*WHAT THIS TASK INVOLVES*
Your task is to transcribe all of the data below exactly, omitting the images.

*Records about charts and figures*
>> BEGIN
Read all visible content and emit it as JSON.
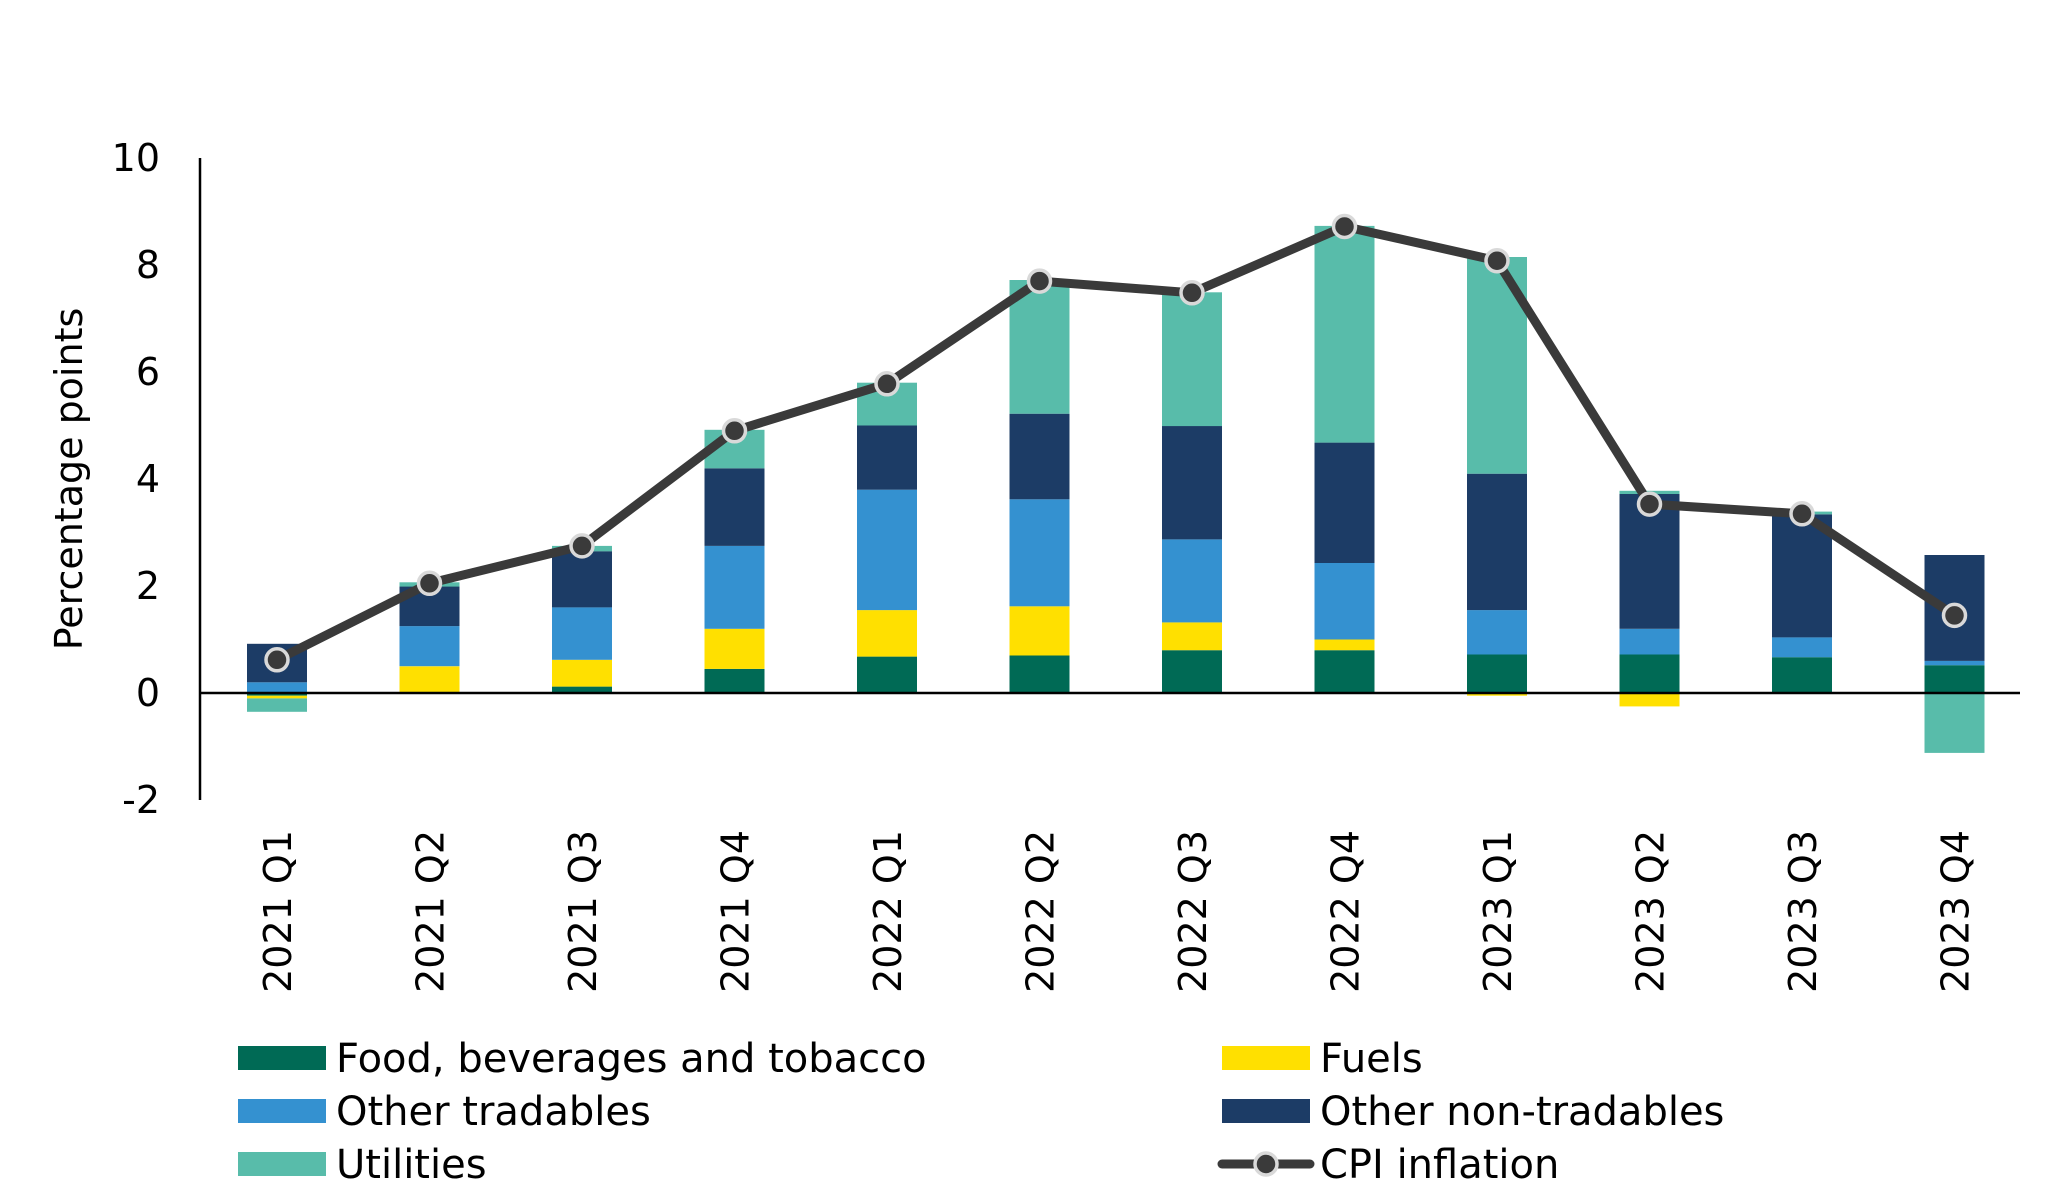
{
  "chart_data": {
    "type": "bar",
    "stacked": true,
    "ylabel": "Percentage points",
    "ylim": [
      -2,
      10
    ],
    "yticks": [
      -2,
      0,
      2,
      4,
      6,
      8,
      10
    ],
    "categories": [
      "2021 Q1",
      "2021 Q2",
      "2021 Q3",
      "2021 Q4",
      "2022 Q1",
      "2022 Q2",
      "2022 Q3",
      "2022 Q4",
      "2023 Q1",
      "2023 Q2",
      "2023 Q3",
      "2023 Q4"
    ],
    "series": [
      {
        "name": "Food, beverages and tobacco",
        "kind": "bar",
        "color": "#006a55",
        "values": [
          -0.05,
          0.0,
          0.12,
          0.45,
          0.68,
          0.7,
          0.8,
          0.8,
          0.72,
          0.72,
          0.67,
          0.52
        ]
      },
      {
        "name": "Fuels",
        "kind": "bar",
        "color": "#ffe000",
        "values": [
          -0.05,
          0.5,
          0.5,
          0.75,
          0.87,
          0.92,
          0.52,
          0.2,
          -0.05,
          -0.25,
          0.0,
          0.0
        ]
      },
      {
        "name": "Other tradables",
        "kind": "bar",
        "color": "#3491d0",
        "values": [
          0.2,
          0.75,
          0.98,
          1.55,
          2.25,
          2.0,
          1.55,
          1.43,
          0.83,
          0.48,
          0.37,
          0.08
        ]
      },
      {
        "name": "Other non-tradables",
        "kind": "bar",
        "color": "#1c3c66",
        "values": [
          0.72,
          0.74,
          1.05,
          1.45,
          1.2,
          1.6,
          2.12,
          2.25,
          2.55,
          2.52,
          2.3,
          1.98
        ]
      },
      {
        "name": "Utilities",
        "kind": "bar",
        "color": "#58bcaa",
        "values": [
          -0.25,
          0.08,
          0.1,
          0.72,
          0.8,
          2.5,
          2.5,
          4.05,
          4.05,
          0.06,
          0.05,
          -1.12
        ]
      },
      {
        "name": "CPI inflation",
        "kind": "line",
        "color": "#3a3a3a",
        "values": [
          0.62,
          2.05,
          2.75,
          4.9,
          5.78,
          7.7,
          7.48,
          8.72,
          8.08,
          3.53,
          3.35,
          1.45
        ]
      }
    ],
    "legend_position": "bottom",
    "grid": false
  }
}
>> END
*TASK OUTPUT*
Read all visible content and emit it as JSON.
{
  "chart_data": {
    "type": "bar",
    "stacked": true,
    "ylabel": "Percentage points",
    "ylim": [
      -2,
      10
    ],
    "yticks": [
      -2,
      0,
      2,
      4,
      6,
      8,
      10
    ],
    "categories": [
      "2021 Q1",
      "2021 Q2",
      "2021 Q3",
      "2021 Q4",
      "2022 Q1",
      "2022 Q2",
      "2022 Q3",
      "2022 Q4",
      "2023 Q1",
      "2023 Q2",
      "2023 Q3",
      "2023 Q4"
    ],
    "series": [
      {
        "name": "Food, beverages and tobacco",
        "kind": "bar",
        "color": "#006a55",
        "values": [
          -0.05,
          0.0,
          0.12,
          0.45,
          0.68,
          0.7,
          0.8,
          0.8,
          0.72,
          0.72,
          0.67,
          0.52
        ]
      },
      {
        "name": "Fuels",
        "kind": "bar",
        "color": "#ffe000",
        "values": [
          -0.05,
          0.5,
          0.5,
          0.75,
          0.87,
          0.92,
          0.52,
          0.2,
          -0.05,
          -0.25,
          0.0,
          0.0
        ]
      },
      {
        "name": "Other tradables",
        "kind": "bar",
        "color": "#3491d0",
        "values": [
          0.2,
          0.75,
          0.98,
          1.55,
          2.25,
          2.0,
          1.55,
          1.43,
          0.83,
          0.48,
          0.37,
          0.08
        ]
      },
      {
        "name": "Other non-tradables",
        "kind": "bar",
        "color": "#1c3c66",
        "values": [
          0.72,
          0.74,
          1.05,
          1.45,
          1.2,
          1.6,
          2.12,
          2.25,
          2.55,
          2.52,
          2.3,
          1.98
        ]
      },
      {
        "name": "Utilities",
        "kind": "bar",
        "color": "#58bcaa",
        "values": [
          -0.25,
          0.08,
          0.1,
          0.72,
          0.8,
          2.5,
          2.5,
          4.05,
          4.05,
          0.06,
          0.05,
          -1.12
        ]
      },
      {
        "name": "CPI inflation",
        "kind": "line",
        "color": "#3a3a3a",
        "values": [
          0.62,
          2.05,
          2.75,
          4.9,
          5.78,
          7.7,
          7.48,
          8.72,
          8.08,
          3.53,
          3.35,
          1.45
        ]
      }
    ],
    "legend_position": "bottom",
    "grid": false
  }
}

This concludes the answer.